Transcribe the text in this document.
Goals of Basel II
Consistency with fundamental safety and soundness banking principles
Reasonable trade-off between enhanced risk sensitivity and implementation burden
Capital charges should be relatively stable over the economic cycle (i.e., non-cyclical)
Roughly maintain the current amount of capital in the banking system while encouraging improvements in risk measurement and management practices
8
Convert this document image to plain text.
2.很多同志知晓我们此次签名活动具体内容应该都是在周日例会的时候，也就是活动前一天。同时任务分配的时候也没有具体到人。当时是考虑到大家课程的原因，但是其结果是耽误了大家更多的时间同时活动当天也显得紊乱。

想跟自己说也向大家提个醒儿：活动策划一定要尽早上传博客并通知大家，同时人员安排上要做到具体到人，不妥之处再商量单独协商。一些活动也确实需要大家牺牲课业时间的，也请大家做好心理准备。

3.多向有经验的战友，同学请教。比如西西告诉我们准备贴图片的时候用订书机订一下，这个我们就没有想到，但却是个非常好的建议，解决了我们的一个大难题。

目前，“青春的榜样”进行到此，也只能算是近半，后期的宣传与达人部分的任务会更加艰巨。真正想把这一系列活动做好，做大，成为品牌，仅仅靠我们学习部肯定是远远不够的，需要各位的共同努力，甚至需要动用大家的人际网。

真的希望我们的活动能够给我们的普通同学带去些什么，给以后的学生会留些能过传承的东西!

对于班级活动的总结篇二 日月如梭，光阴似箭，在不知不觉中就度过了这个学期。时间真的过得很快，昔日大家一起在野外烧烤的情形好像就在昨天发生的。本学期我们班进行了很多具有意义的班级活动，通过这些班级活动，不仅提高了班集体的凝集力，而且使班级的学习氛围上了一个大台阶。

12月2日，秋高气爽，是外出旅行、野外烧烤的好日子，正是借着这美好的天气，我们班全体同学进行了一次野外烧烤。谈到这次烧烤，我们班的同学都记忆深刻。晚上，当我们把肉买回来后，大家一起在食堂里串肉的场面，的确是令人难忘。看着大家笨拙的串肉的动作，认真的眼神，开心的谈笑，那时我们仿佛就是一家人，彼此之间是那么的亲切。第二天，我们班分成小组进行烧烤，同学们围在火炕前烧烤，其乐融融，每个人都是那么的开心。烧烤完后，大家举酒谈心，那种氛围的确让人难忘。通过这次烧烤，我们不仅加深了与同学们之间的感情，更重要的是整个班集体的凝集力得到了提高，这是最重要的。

· · ·

Exercise directions
List each line in the listing that contains the string "this".

Result
Transcribe the text in this document.
Convert this document image to plain text.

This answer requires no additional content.